** Start Listed records **
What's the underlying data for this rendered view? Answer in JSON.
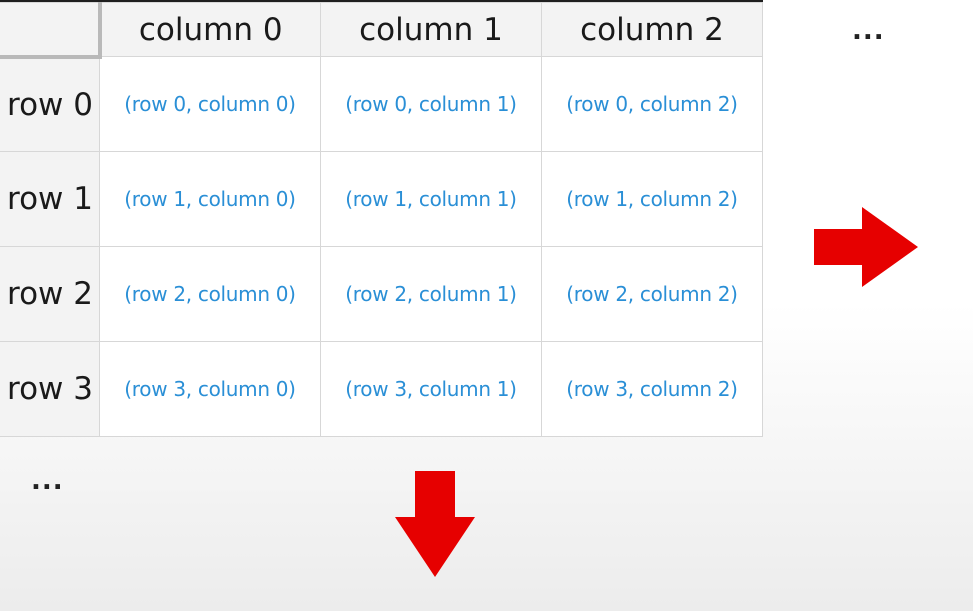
{
  "table": {
    "corner": "",
    "columns": [
      "column 0",
      "column 1",
      "column 2"
    ],
    "rows": [
      {
        "label": "row 0",
        "cells": [
          "(row 0, column 0)",
          "(row 0, column 1)",
          "(row 0, column 2)"
        ]
      },
      {
        "label": "row 1",
        "cells": [
          "(row 1, column 0)",
          "(row 1, column 1)",
          "(row 1, column 2)"
        ]
      },
      {
        "label": "row 2",
        "cells": [
          "(row 2, column 0)",
          "(row 2, column 1)",
          "(row 2, column 2)"
        ]
      },
      {
        "label": "row 3",
        "cells": [
          "(row 3, column 0)",
          "(row 3, column 1)",
          "(row 3, column 2)"
        ]
      }
    ]
  },
  "continuation": {
    "right": "...",
    "bottom": "..."
  },
  "icons": {
    "right_arrow": "arrow-right-icon",
    "down_arrow": "arrow-down-icon"
  },
  "colors": {
    "cell_text": "#2a8fd6",
    "arrow": "#e60000",
    "header_bg": "#f3f3f3"
  }
}
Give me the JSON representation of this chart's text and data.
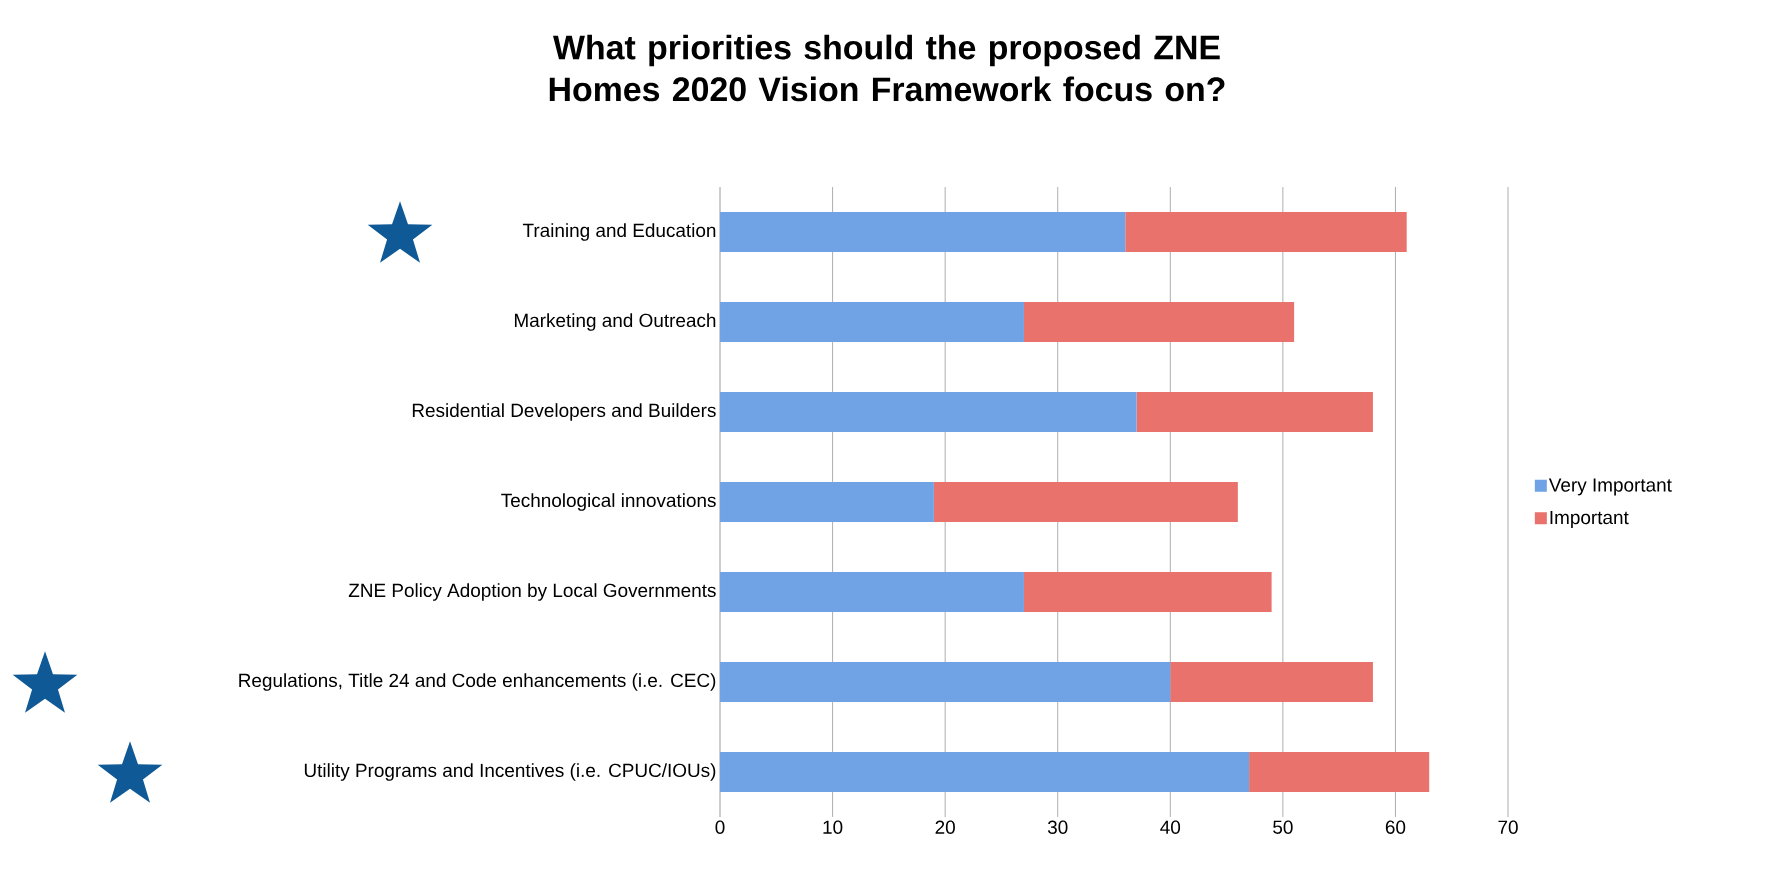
** End Listed records **
■ **Set exercise**
Reproduce the listing exactly. Leave its pictures out.

■ **Response to this task**
What's the underlying data for this rendered view? Answer in JSON.
{
  "table": {
    "corner": "",
    "columns": [
      "column 0",
      "column 1",
      "column 2"
    ],
    "rows": [
      {
        "label": "row 0",
        "cells": [
          "(row 0, column 0)",
          "(row 0, column 1)",
          "(row 0, column 2)"
        ]
      },
      {
        "label": "row 1",
        "cells": [
          "(row 1, column 0)",
          "(row 1, column 1)",
          "(row 1, column 2)"
        ]
      },
      {
        "label": "row 2",
        "cells": [
          "(row 2, column 0)",
          "(row 2, column 1)",
          "(row 2, column 2)"
        ]
      },
      {
        "label": "row 3",
        "cells": [
          "(row 3, column 0)",
          "(row 3, column 1)",
          "(row 3, column 2)"
        ]
      }
    ]
  },
  "continuation": {
    "right": "...",
    "bottom": "..."
  },
  "icons": {
    "right_arrow": "arrow-right-icon",
    "down_arrow": "arrow-down-icon"
  },
  "colors": {
    "cell_text": "#2a8fd6",
    "arrow": "#e60000",
    "header_bg": "#f3f3f3"
  }
}
Give me the JSON representation of this chart's text and data.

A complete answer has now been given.